## Records shown

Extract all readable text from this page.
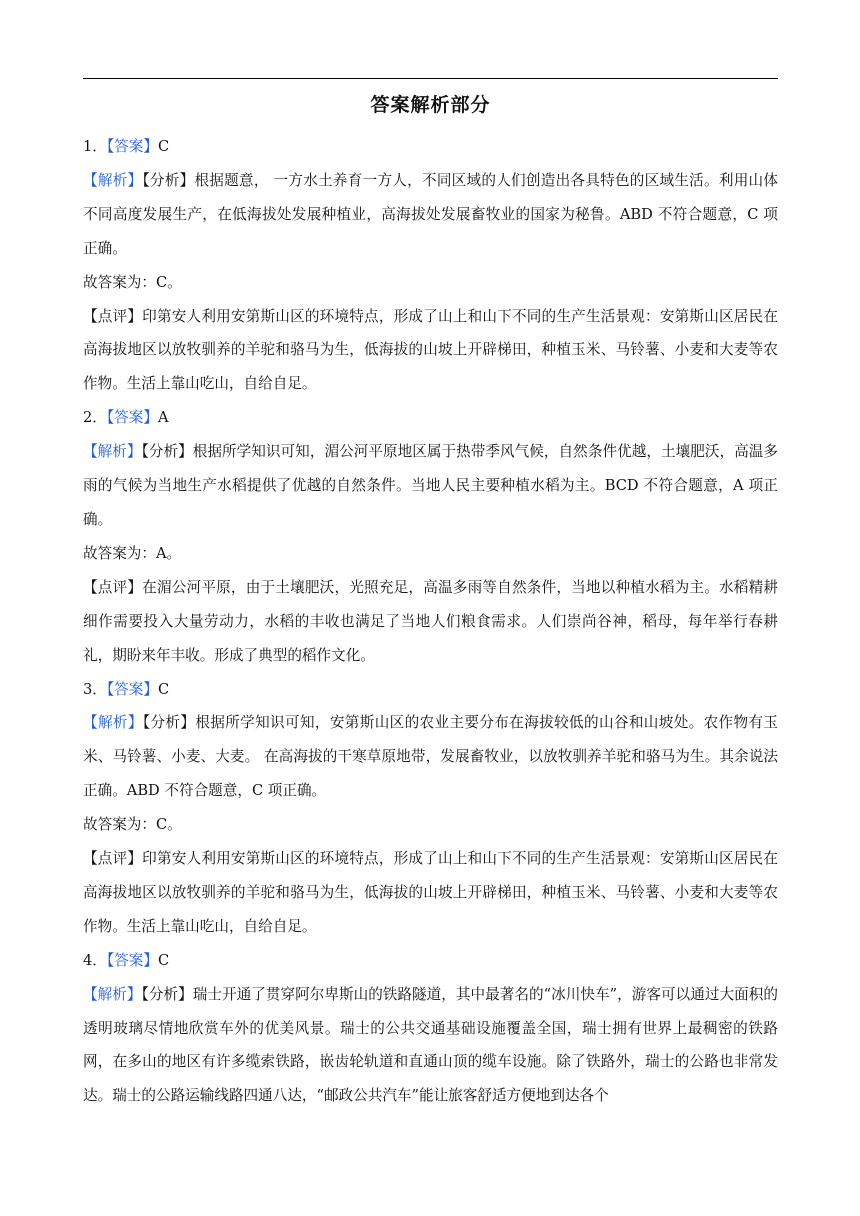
答案解析部分

1．【答案】C

【解析】【分析】根据题意， 一方水土养育一方人，不同区域的人们创造出各具特色的区域生活。利用山体不同高度发展生产，在低海拔处发展种植业，高海拔处发展畜牧业的国家为秘鲁。ABD 不符合题意，C 项正确。

故答案为：C。

【点评】印第安人利用安第斯山区的环境特点，形成了山上和山下不同的生产生活景观：安第斯山区居民在高海拔地区以放牧驯养的羊驼和骆马为生，低海拔的山坡上开辟梯田，种植玉米、马铃薯、小麦和大麦等农作物。生活上靠山吃山，自给自足。

2．【答案】A

【解析】【分析】根据所学知识可知，湄公河平原地区属于热带季风气候，自然条件优越，土壤肥沃，高温多雨的气候为当地生产水稻提供了优越的自然条件。当地人民主要种植水稻为主。BCD 不符合题意，A 项正确。

故答案为：A。

【点评】在湄公河平原，由于土壤肥沃，光照充足，高温多雨等自然条件，当地以种植水稻为主。水稻精耕细作需要投入大量劳动力，水稻的丰收也满足了当地人们粮食需求。人们崇尚谷神，稻母，每年举行春耕礼，期盼来年丰收。形成了典型的稻作文化。

3．【答案】C

【解析】【分析】根据所学知识可知，安第斯山区的农业主要分布在海拔较低的山谷和山坡处。农作物有玉米、马铃薯、小麦、大麦。 在高海拔的干寒草原地带，发展畜牧业，以放牧驯养羊驼和骆马为生。其余说法正确。ABD 不符合题意，C 项正确。

故答案为：C。

【点评】印第安人利用安第斯山区的环境特点，形成了山上和山下不同的生产生活景观：安第斯山区居民在高海拔地区以放牧驯养的羊驼和骆马为生，低海拔的山坡上开辟梯田，种植玉米、马铃薯、小麦和大麦等农作物。生活上靠山吃山，自给自足。

4．【答案】C

【解析】【分析】瑞士开通了贯穿阿尔卑斯山的铁路隧道，其中最著名的“冰川快车”，游客可以通过大面积的透明玻璃尽情地欣赏车外的优美风景。瑞士的公共交通基础设施覆盖全国，瑞士拥有世界上最稠密的铁路网，在多山的地区有许多缆索铁路，嵌齿轮轨道和直通山顶的缆车设施。除了铁路外，瑞士的公路也非常发达。瑞士的公路运输线路四通八达，“邮政公共汽车”能让旅客舒适方便地到达各个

## Exercise details
Without including any pictures, reproduce the listing exactly.

## Worked answer
Extract all readable text from this page.
答案解析部分

1．【答案】C

【解析】【分析】根据题意， 一方水土养育一方人，不同区域的人们创造出各具特色的区域生活。利用山体不同高度发展生产，在低海拔处发展种植业，高海拔处发展畜牧业的国家为秘鲁。ABD 不符合题意，C 项正确。

故答案为：C。

【点评】印第安人利用安第斯山区的环境特点，形成了山上和山下不同的生产生活景观：安第斯山区居民在高海拔地区以放牧驯养的羊驼和骆马为生，低海拔的山坡上开辟梯田，种植玉米、马铃薯、小麦和大麦等农作物。生活上靠山吃山，自给自足。

2．【答案】A

【解析】【分析】根据所学知识可知，湄公河平原地区属于热带季风气候，自然条件优越，土壤肥沃，高温多雨的气候为当地生产水稻提供了优越的自然条件。当地人民主要种植水稻为主。BCD 不符合题意，A 项正确。

故答案为：A。

【点评】在湄公河平原，由于土壤肥沃，光照充足，高温多雨等自然条件，当地以种植水稻为主。水稻精耕细作需要投入大量劳动力，水稻的丰收也满足了当地人们粮食需求。人们崇尚谷神，稻母，每年举行春耕礼，期盼来年丰收。形成了典型的稻作文化。

3．【答案】C

【解析】【分析】根据所学知识可知，安第斯山区的农业主要分布在海拔较低的山谷和山坡处。农作物有玉米、马铃薯、小麦、大麦。 在高海拔的干寒草原地带，发展畜牧业，以放牧驯养羊驼和骆马为生。其余说法正确。ABD 不符合题意，C 项正确。

故答案为：C。

【点评】印第安人利用安第斯山区的环境特点，形成了山上和山下不同的生产生活景观：安第斯山区居民在高海拔地区以放牧驯养的羊驼和骆马为生，低海拔的山坡上开辟梯田，种植玉米、马铃薯、小麦和大麦等农作物。生活上靠山吃山，自给自足。

4．【答案】C

【解析】【分析】瑞士开通了贯穿阿尔卑斯山的铁路隧道，其中最著名的“冰川快车”，游客可以通过大面积的透明玻璃尽情地欣赏车外的优美风景。瑞士的公共交通基础设施覆盖全国，瑞士拥有世界上最稠密的铁路网，在多山的地区有许多缆索铁路，嵌齿轮轨道和直通山顶的缆车设施。除了铁路外，瑞士的公路也非常发达。瑞士的公路运输线路四通八达，“邮政公共汽车”能让旅客舒适方便地到达各个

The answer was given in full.